* Dataset records
——————

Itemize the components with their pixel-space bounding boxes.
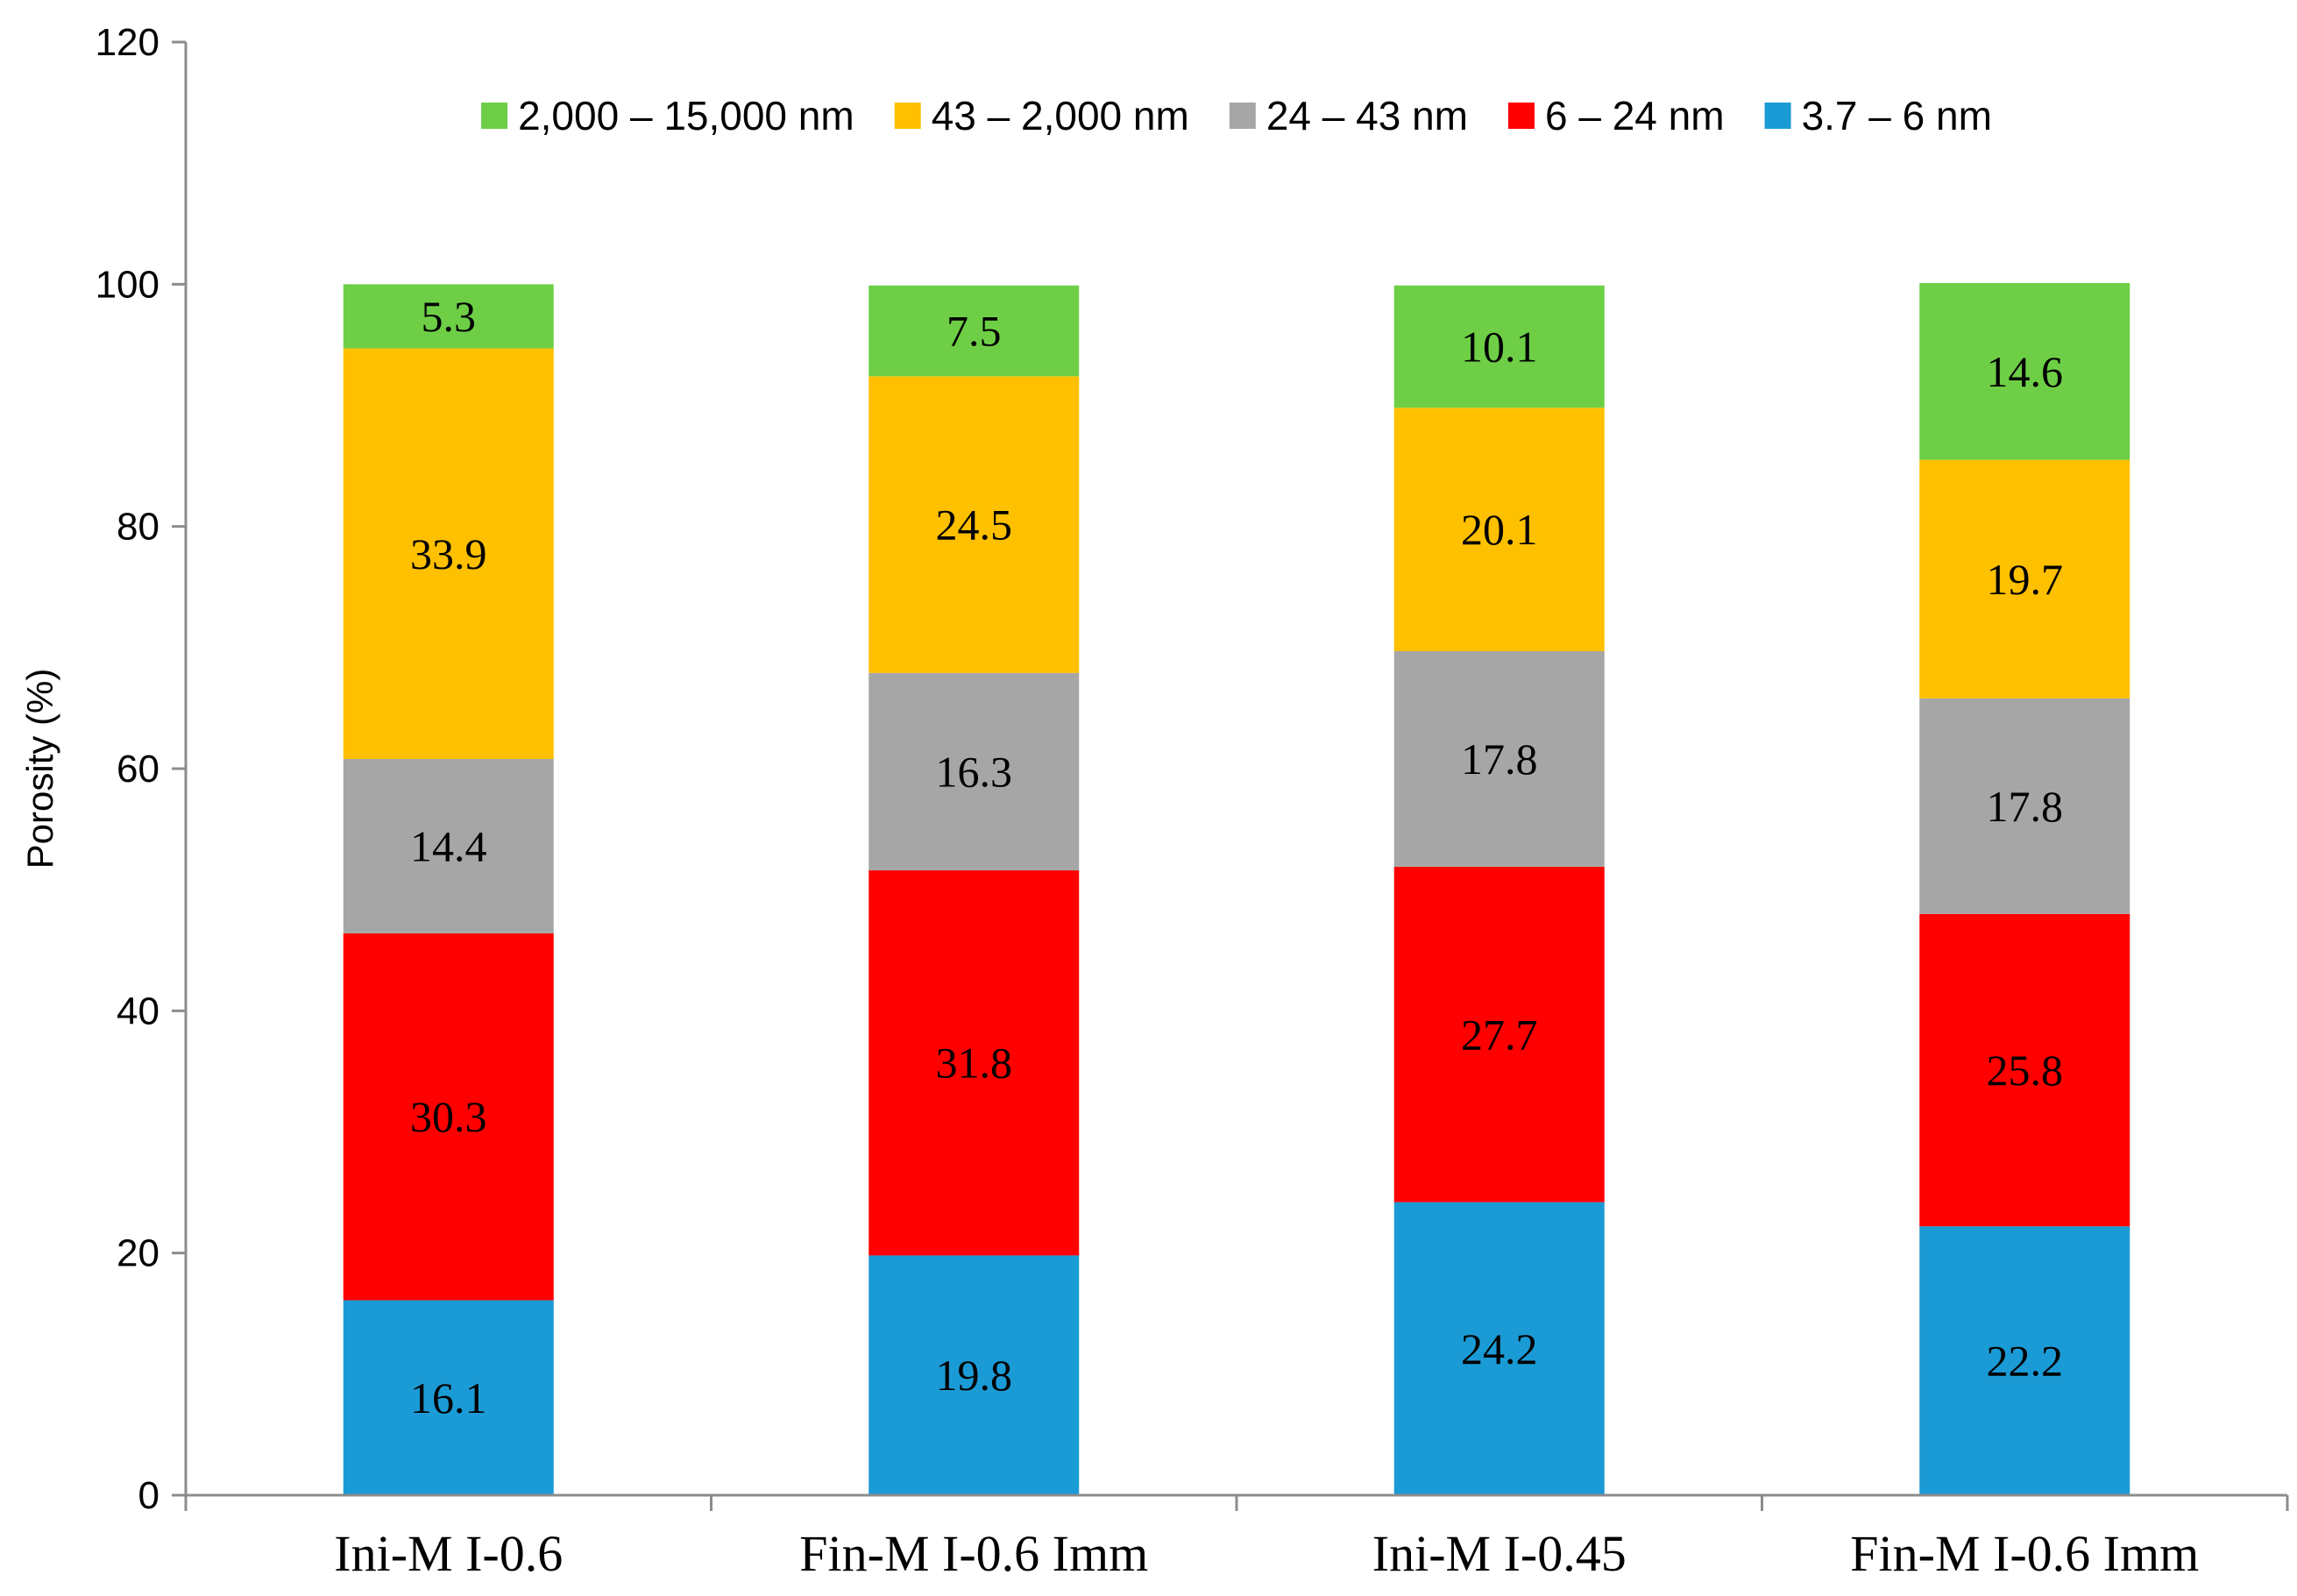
- legend-swatch-3-7-6-nm: [1764, 103, 1791, 129]
- y-tick-label: 120: [96, 21, 160, 64]
- data-label: 16.3: [936, 747, 1013, 796]
- legend-label: 43 – 2,000 nm: [932, 93, 1189, 138]
- data-label: 33.9: [410, 529, 487, 578]
- data-label: 17.8: [1987, 782, 2064, 831]
- bar-4-6-24-nm: [1919, 913, 2130, 1227]
- data-label: 30.3: [410, 1092, 487, 1141]
- legend-label: 3.7 – 6 nm: [1802, 93, 1992, 138]
- data-label: 24.2: [1461, 1324, 1538, 1373]
- data-labels-layer: 16.1 30.3 14.4 33.9 5.3 19.8 31.8 16.3 24.5 7.5 24…: [410, 292, 2063, 1422]
- x-tick-label: Fin-M I-0.6 Imm: [799, 1525, 1148, 1582]
- data-label: 7.5: [946, 307, 1002, 356]
- bar-1-24-43-nm: [343, 758, 554, 933]
- legend-swatch-2-000-15-000-nm: [481, 103, 508, 129]
- bar-3-6-24-nm: [1393, 866, 1605, 1202]
- data-label: 22.2: [1987, 1337, 2064, 1386]
- data-label: 19.8: [936, 1351, 1013, 1400]
- bar-2-24-43-nm: [868, 672, 1080, 871]
- bar-1-2-000-15-000-nm: [343, 284, 554, 349]
- bar-1-43-2-000-nm: [343, 348, 554, 759]
- legend: 2,000 – 15,000 nm 43 – 2,000 nm 24 – 43 nm…: [481, 93, 1992, 138]
- legend-swatch-24-43-nm: [1229, 103, 1256, 129]
- bar-4-2-000-15-000-nm: [1919, 282, 2130, 460]
- data-label: 31.8: [936, 1039, 1013, 1088]
- bars-layer: [343, 282, 2130, 1495]
- data-label: 17.8: [1461, 734, 1538, 784]
- data-label: 19.7: [1987, 555, 2064, 604]
- data-label: 16.1: [410, 1373, 487, 1422]
- y-tick-label: 80: [117, 506, 160, 549]
- bar-4-43-2-000-nm: [1919, 459, 2130, 699]
- legend-label: 24 – 43 nm: [1266, 93, 1468, 138]
- bar-3-24-43-nm: [1393, 650, 1605, 867]
- bar-3-3-7-6-nm: [1393, 1202, 1605, 1495]
- data-label: 5.3: [422, 292, 477, 341]
- bar-2-6-24-nm: [868, 870, 1080, 1256]
- data-label: 14.4: [410, 821, 487, 870]
- legend-label: 2,000 – 15,000 nm: [518, 93, 854, 138]
- bar-3-43-2-000-nm: [1393, 408, 1605, 651]
- bar-1-6-24-nm: [343, 933, 554, 1301]
- data-label: 20.1: [1461, 505, 1538, 554]
- bar-3-2-000-15-000-nm: [1393, 285, 1605, 408]
- y-tick-label: 20: [117, 1232, 160, 1275]
- x-tick-label: Ini-M I-0.6: [334, 1525, 563, 1582]
- bar-2-3-7-6-nm: [868, 1255, 1080, 1495]
- axes-layer: 0 20 40 60 80 100 120 Ini-M I-0.6 Fin-M I-0.6 Im…: [19, 21, 2289, 1582]
- y-axis-title: Porosity (%): [19, 669, 60, 869]
- data-label: 24.5: [936, 500, 1013, 550]
- data-label: 14.6: [1987, 347, 2064, 396]
- bar-4-24-43-nm: [1919, 698, 2130, 914]
- y-tick-label: 40: [117, 990, 160, 1032]
- data-label: 27.7: [1461, 1010, 1538, 1059]
- x-tick-label: Ini-M I-0.45: [1372, 1525, 1627, 1582]
- bar-1-3-7-6-nm: [343, 1300, 554, 1495]
- legend-swatch-43-2-000-nm: [894, 103, 921, 129]
- bar-4-3-7-6-nm: [1919, 1226, 2130, 1495]
- legend-swatch-6-24-nm: [1507, 103, 1535, 129]
- x-tick-label: Fin-M I-0.6 Imm: [1850, 1525, 2199, 1582]
- bar-2-2-000-15-000-nm: [868, 285, 1080, 377]
- y-tick-label: 0: [138, 1474, 160, 1517]
- y-tick-label: 100: [96, 263, 160, 306]
- legend-label: 6 – 24 nm: [1545, 93, 1725, 138]
- data-label: 10.1: [1461, 322, 1538, 371]
- y-tick-label: 60: [117, 748, 160, 791]
- data-label: 25.8: [1987, 1046, 2064, 1095]
- bar-2-43-2-000-nm: [868, 376, 1080, 673]
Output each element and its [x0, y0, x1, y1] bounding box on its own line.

——————

* Problem to solve
Copy every line of the items above word for word, leaving out the pictures.

* Written solution
Itemize the components with their pixel-space bounding boxes.
- legend-swatch-3-7-6-nm: [1764, 103, 1791, 129]
- y-tick-label: 120: [96, 21, 160, 64]
- data-label: 16.3: [936, 747, 1013, 796]
- legend-label: 43 – 2,000 nm: [932, 93, 1189, 138]
- data-label: 33.9: [410, 529, 487, 578]
- data-label: 17.8: [1987, 782, 2064, 831]
- bar-4-6-24-nm: [1919, 913, 2130, 1227]
- data-label: 30.3: [410, 1092, 487, 1141]
- legend-label: 3.7 – 6 nm: [1802, 93, 1992, 138]
- data-label: 24.2: [1461, 1324, 1538, 1373]
- data-labels-layer: 16.1 30.3 14.4 33.9 5.3 19.8 31.8 16.3 24.5 7.5 24…: [410, 292, 2063, 1422]
- x-tick-label: Fin-M I-0.6 Imm: [799, 1525, 1148, 1582]
- data-label: 7.5: [946, 307, 1002, 356]
- bar-1-24-43-nm: [343, 758, 554, 933]
- legend-swatch-2-000-15-000-nm: [481, 103, 508, 129]
- bar-3-6-24-nm: [1393, 866, 1605, 1202]
- data-label: 22.2: [1987, 1337, 2064, 1386]
- data-label: 19.8: [936, 1351, 1013, 1400]
- bar-2-24-43-nm: [868, 672, 1080, 871]
- bar-1-2-000-15-000-nm: [343, 284, 554, 349]
- bar-1-43-2-000-nm: [343, 348, 554, 759]
- legend: 2,000 – 15,000 nm 43 – 2,000 nm 24 – 43 nm…: [481, 93, 1992, 138]
- legend-swatch-24-43-nm: [1229, 103, 1256, 129]
- bar-4-2-000-15-000-nm: [1919, 282, 2130, 460]
- data-label: 31.8: [936, 1039, 1013, 1088]
- bars-layer: [343, 282, 2130, 1495]
- data-label: 17.8: [1461, 734, 1538, 784]
- data-label: 19.7: [1987, 555, 2064, 604]
- data-label: 16.1: [410, 1373, 487, 1422]
- y-tick-label: 80: [117, 506, 160, 549]
- bar-4-43-2-000-nm: [1919, 459, 2130, 699]
- legend-label: 24 – 43 nm: [1266, 93, 1468, 138]
- bar-3-24-43-nm: [1393, 650, 1605, 867]
- bar-3-3-7-6-nm: [1393, 1202, 1605, 1495]
- data-label: 5.3: [422, 292, 477, 341]
- bar-2-6-24-nm: [868, 870, 1080, 1256]
- data-label: 14.4: [410, 821, 487, 870]
- legend-label: 2,000 – 15,000 nm: [518, 93, 854, 138]
- bar-3-43-2-000-nm: [1393, 408, 1605, 651]
- bar-1-6-24-nm: [343, 933, 554, 1301]
- data-label: 20.1: [1461, 505, 1538, 554]
- bar-3-2-000-15-000-nm: [1393, 285, 1605, 408]
- y-tick-label: 20: [117, 1232, 160, 1275]
- x-tick-label: Ini-M I-0.6: [334, 1525, 563, 1582]
- bar-2-3-7-6-nm: [868, 1255, 1080, 1495]
- axes-layer: 0 20 40 60 80 100 120 Ini-M I-0.6 Fin-M I-0.6 Im…: [19, 21, 2289, 1582]
- y-axis-title: Porosity (%): [19, 669, 60, 869]
- data-label: 24.5: [936, 500, 1013, 550]
- data-label: 14.6: [1987, 347, 2064, 396]
- bar-4-24-43-nm: [1919, 698, 2130, 914]
- y-tick-label: 40: [117, 990, 160, 1032]
- data-label: 27.7: [1461, 1010, 1538, 1059]
- x-tick-label: Ini-M I-0.45: [1372, 1525, 1627, 1582]
- bar-1-3-7-6-nm: [343, 1300, 554, 1495]
- legend-swatch-43-2-000-nm: [894, 103, 921, 129]
- bar-4-3-7-6-nm: [1919, 1226, 2130, 1495]
- legend-swatch-6-24-nm: [1507, 103, 1535, 129]
- x-tick-label: Fin-M I-0.6 Imm: [1850, 1525, 2199, 1582]
- bar-2-2-000-15-000-nm: [868, 285, 1080, 377]
- y-tick-label: 0: [138, 1474, 160, 1517]
- y-tick-label: 100: [96, 263, 160, 306]
- legend-label: 6 – 24 nm: [1545, 93, 1725, 138]
- data-label: 10.1: [1461, 322, 1538, 371]
- y-tick-label: 60: [117, 748, 160, 791]
- data-label: 25.8: [1987, 1046, 2064, 1095]
- bar-2-43-2-000-nm: [868, 376, 1080, 673]
Output each element and its [x0, y0, x1, y1] bounding box on its own line.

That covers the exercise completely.